▸ **Exercise goal**:
Can you write out the whole listing exactly?

= = = = = = =

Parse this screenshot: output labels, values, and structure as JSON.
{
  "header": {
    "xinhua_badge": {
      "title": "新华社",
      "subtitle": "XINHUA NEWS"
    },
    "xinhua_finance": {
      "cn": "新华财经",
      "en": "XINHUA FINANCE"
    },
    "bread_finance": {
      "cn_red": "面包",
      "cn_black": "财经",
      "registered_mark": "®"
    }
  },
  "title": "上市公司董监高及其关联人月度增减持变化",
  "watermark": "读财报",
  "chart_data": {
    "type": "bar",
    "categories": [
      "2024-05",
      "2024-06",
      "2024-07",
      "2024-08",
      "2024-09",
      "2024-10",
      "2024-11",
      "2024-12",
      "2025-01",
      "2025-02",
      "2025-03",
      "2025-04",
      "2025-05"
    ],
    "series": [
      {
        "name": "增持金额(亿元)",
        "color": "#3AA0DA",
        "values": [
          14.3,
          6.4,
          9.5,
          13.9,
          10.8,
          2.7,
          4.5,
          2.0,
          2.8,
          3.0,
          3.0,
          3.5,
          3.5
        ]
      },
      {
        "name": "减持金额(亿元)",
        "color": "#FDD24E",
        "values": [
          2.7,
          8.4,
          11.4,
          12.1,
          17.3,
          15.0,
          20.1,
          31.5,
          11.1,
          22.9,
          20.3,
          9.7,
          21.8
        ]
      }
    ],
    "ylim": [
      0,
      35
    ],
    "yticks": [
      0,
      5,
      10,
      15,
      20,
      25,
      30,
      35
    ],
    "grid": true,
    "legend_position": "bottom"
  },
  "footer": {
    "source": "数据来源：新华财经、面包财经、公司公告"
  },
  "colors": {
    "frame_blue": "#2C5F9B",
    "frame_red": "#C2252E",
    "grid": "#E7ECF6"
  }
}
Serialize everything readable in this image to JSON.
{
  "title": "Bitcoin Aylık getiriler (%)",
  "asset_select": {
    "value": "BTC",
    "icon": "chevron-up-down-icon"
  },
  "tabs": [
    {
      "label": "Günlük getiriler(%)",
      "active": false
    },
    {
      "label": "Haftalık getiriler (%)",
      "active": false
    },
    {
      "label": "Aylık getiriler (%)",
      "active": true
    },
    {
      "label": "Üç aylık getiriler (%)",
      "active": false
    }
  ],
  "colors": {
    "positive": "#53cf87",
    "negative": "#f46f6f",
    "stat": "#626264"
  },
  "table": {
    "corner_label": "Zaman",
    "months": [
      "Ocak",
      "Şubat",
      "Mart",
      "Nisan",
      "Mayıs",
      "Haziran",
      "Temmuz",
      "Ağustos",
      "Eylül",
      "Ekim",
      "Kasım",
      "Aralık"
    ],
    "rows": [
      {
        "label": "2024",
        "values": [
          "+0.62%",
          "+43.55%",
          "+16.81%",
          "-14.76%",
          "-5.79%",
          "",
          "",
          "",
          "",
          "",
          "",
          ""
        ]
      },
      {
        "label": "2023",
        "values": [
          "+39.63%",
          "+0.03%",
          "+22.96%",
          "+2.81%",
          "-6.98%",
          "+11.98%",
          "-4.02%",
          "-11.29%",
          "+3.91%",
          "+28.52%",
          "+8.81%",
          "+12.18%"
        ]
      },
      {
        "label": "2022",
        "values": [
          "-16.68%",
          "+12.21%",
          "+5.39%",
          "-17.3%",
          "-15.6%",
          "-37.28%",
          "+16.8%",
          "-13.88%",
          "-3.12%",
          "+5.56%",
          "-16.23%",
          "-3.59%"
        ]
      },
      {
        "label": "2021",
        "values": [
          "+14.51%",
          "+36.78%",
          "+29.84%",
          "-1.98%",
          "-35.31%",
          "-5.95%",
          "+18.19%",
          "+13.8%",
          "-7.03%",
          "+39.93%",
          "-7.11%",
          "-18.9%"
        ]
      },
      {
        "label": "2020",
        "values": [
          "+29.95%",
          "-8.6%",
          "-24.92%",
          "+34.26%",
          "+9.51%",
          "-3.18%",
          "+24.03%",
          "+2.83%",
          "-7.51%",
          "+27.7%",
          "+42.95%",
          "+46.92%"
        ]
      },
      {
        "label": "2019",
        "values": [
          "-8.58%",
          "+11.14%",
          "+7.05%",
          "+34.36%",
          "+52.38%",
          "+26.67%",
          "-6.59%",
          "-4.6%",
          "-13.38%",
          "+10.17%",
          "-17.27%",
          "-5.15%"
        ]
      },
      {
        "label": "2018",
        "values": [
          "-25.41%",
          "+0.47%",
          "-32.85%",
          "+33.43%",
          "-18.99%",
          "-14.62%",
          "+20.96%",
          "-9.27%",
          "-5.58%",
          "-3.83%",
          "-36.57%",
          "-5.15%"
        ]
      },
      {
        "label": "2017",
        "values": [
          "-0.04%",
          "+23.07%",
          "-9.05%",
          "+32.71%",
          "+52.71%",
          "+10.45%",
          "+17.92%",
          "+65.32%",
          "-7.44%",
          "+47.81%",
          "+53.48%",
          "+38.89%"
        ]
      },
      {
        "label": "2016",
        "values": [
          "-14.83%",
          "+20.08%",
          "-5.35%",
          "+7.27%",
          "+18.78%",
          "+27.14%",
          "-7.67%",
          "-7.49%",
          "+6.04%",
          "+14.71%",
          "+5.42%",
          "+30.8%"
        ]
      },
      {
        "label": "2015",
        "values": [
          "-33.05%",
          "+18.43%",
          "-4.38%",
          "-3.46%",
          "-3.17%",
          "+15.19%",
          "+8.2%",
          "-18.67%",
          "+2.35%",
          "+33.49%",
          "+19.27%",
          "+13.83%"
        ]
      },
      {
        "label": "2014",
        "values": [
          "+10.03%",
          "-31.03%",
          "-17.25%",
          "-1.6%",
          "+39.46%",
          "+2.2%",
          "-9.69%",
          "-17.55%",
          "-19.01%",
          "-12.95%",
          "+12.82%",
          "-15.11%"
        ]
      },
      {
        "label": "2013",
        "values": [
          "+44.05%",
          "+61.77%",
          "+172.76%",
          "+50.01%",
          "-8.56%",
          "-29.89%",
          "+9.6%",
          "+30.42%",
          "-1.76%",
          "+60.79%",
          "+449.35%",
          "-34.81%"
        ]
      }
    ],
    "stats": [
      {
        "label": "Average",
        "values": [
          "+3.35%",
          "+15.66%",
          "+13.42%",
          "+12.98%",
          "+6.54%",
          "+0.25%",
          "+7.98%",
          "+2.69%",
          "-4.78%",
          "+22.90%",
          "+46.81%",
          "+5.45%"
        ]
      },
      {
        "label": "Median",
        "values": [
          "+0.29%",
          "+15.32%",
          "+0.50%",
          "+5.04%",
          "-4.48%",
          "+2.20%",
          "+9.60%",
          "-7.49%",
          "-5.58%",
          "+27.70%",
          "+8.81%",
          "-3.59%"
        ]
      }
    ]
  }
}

= = = = = = =

▸ **Solution for this exercise**:
Parse this screenshot: output labels, values, and structure as JSON.
{
  "header": {
    "xinhua_badge": {
      "title": "新华社",
      "subtitle": "XINHUA NEWS"
    },
    "xinhua_finance": {
      "cn": "新华财经",
      "en": "XINHUA FINANCE"
    },
    "bread_finance": {
      "cn_red": "面包",
      "cn_black": "财经",
      "registered_mark": "®"
    }
  },
  "title": "上市公司董监高及其关联人月度增减持变化",
  "watermark": "读财报",
  "chart_data": {
    "type": "bar",
    "categories": [
      "2024-05",
      "2024-06",
      "2024-07",
      "2024-08",
      "2024-09",
      "2024-10",
      "2024-11",
      "2024-12",
      "2025-01",
      "2025-02",
      "2025-03",
      "2025-04",
      "2025-05"
    ],
    "series": [
      {
        "name": "增持金额(亿元)",
        "color": "#3AA0DA",
        "values": [
          14.3,
          6.4,
          9.5,
          13.9,
          10.8,
          2.7,
          4.5,
          2.0,
          2.8,
          3.0,
          3.0,
          3.5,
          3.5
        ]
      },
      {
        "name": "减持金额(亿元)",
        "color": "#FDD24E",
        "values": [
          2.7,
          8.4,
          11.4,
          12.1,
          17.3,
          15.0,
          20.1,
          31.5,
          11.1,
          22.9,
          20.3,
          9.7,
          21.8
        ]
      }
    ],
    "ylim": [
      0,
      35
    ],
    "yticks": [
      0,
      5,
      10,
      15,
      20,
      25,
      30,
      35
    ],
    "grid": true,
    "legend_position": "bottom"
  },
  "footer": {
    "source": "数据来源：新华财经、面包财经、公司公告"
  },
  "colors": {
    "frame_blue": "#2C5F9B",
    "frame_red": "#C2252E",
    "grid": "#E7ECF6"
  }
}
Serialize everything readable in this image to JSON.
{
  "title": "Bitcoin Aylık getiriler (%)",
  "asset_select": {
    "value": "BTC",
    "icon": "chevron-up-down-icon"
  },
  "tabs": [
    {
      "label": "Günlük getiriler(%)",
      "active": false
    },
    {
      "label": "Haftalık getiriler (%)",
      "active": false
    },
    {
      "label": "Aylık getiriler (%)",
      "active": true
    },
    {
      "label": "Üç aylık getiriler (%)",
      "active": false
    }
  ],
  "colors": {
    "positive": "#53cf87",
    "negative": "#f46f6f",
    "stat": "#626264"
  },
  "table": {
    "corner_label": "Zaman",
    "months": [
      "Ocak",
      "Şubat",
      "Mart",
      "Nisan",
      "Mayıs",
      "Haziran",
      "Temmuz",
      "Ağustos",
      "Eylül",
      "Ekim",
      "Kasım",
      "Aralık"
    ],
    "rows": [
      {
        "label": "2024",
        "values": [
          "+0.62%",
          "+43.55%",
          "+16.81%",
          "-14.76%",
          "-5.79%",
          "",
          "",
          "",
          "",
          "",
          "",
          ""
        ]
      },
      {
        "label": "2023",
        "values": [
          "+39.63%",
          "+0.03%",
          "+22.96%",
          "+2.81%",
          "-6.98%",
          "+11.98%",
          "-4.02%",
          "-11.29%",
          "+3.91%",
          "+28.52%",
          "+8.81%",
          "+12.18%"
        ]
      },
      {
        "label": "2022",
        "values": [
          "-16.68%",
          "+12.21%",
          "+5.39%",
          "-17.3%",
          "-15.6%",
          "-37.28%",
          "+16.8%",
          "-13.88%",
          "-3.12%",
          "+5.56%",
          "-16.23%",
          "-3.59%"
        ]
      },
      {
        "label": "2021",
        "values": [
          "+14.51%",
          "+36.78%",
          "+29.84%",
          "-1.98%",
          "-35.31%",
          "-5.95%",
          "+18.19%",
          "+13.8%",
          "-7.03%",
          "+39.93%",
          "-7.11%",
          "-18.9%"
        ]
      },
      {
        "label": "2020",
        "values": [
          "+29.95%",
          "-8.6%",
          "-24.92%",
          "+34.26%",
          "+9.51%",
          "-3.18%",
          "+24.03%",
          "+2.83%",
          "-7.51%",
          "+27.7%",
          "+42.95%",
          "+46.92%"
        ]
      },
      {
        "label": "2019",
        "values": [
          "-8.58%",
          "+11.14%",
          "+7.05%",
          "+34.36%",
          "+52.38%",
          "+26.67%",
          "-6.59%",
          "-4.6%",
          "-13.38%",
          "+10.17%",
          "-17.27%",
          "-5.15%"
        ]
      },
      {
        "label": "2018",
        "values": [
          "-25.41%",
          "+0.47%",
          "-32.85%",
          "+33.43%",
          "-18.99%",
          "-14.62%",
          "+20.96%",
          "-9.27%",
          "-5.58%",
          "-3.83%",
          "-36.57%",
          "-5.15%"
        ]
      },
      {
        "label": "2017",
        "values": [
          "-0.04%",
          "+23.07%",
          "-9.05%",
          "+32.71%",
          "+52.71%",
          "+10.45%",
          "+17.92%",
          "+65.32%",
          "-7.44%",
          "+47.81%",
          "+53.48%",
          "+38.89%"
        ]
      },
      {
        "label": "2016",
        "values": [
          "-14.83%",
          "+20.08%",
          "-5.35%",
          "+7.27%",
          "+18.78%",
          "+27.14%",
          "-7.67%",
          "-7.49%",
          "+6.04%",
          "+14.71%",
          "+5.42%",
          "+30.8%"
        ]
      },
      {
        "label": "2015",
        "values": [
          "-33.05%",
          "+18.43%",
          "-4.38%",
          "-3.46%",
          "-3.17%",
          "+15.19%",
          "+8.2%",
          "-18.67%",
          "+2.35%",
          "+33.49%",
          "+19.27%",
          "+13.83%"
        ]
      },
      {
        "label": "2014",
        "values": [
          "+10.03%",
          "-31.03%",
          "-17.25%",
          "-1.6%",
          "+39.46%",
          "+2.2%",
          "-9.69%",
          "-17.55%",
          "-19.01%",
          "-12.95%",
          "+12.82%",
          "-15.11%"
        ]
      },
      {
        "label": "2013",
        "values": [
          "+44.05%",
          "+61.77%",
          "+172.76%",
          "+50.01%",
          "-8.56%",
          "-29.89%",
          "+9.6%",
          "+30.42%",
          "-1.76%",
          "+60.79%",
          "+449.35%",
          "-34.81%"
        ]
      }
    ],
    "stats": [
      {
        "label": "Average",
        "values": [
          "+3.35%",
          "+15.66%",
          "+13.42%",
          "+12.98%",
          "+6.54%",
          "+0.25%",
          "+7.98%",
          "+2.69%",
          "-4.78%",
          "+22.90%",
          "+46.81%",
          "+5.45%"
        ]
      },
      {
        "label": "Median",
        "values": [
          "+0.29%",
          "+15.32%",
          "+0.50%",
          "+5.04%",
          "-4.48%",
          "+2.20%",
          "+9.60%",
          "-7.49%",
          "-5.58%",
          "+27.70%",
          "+8.81%",
          "-3.59%"
        ]
      }
    ]
  }
}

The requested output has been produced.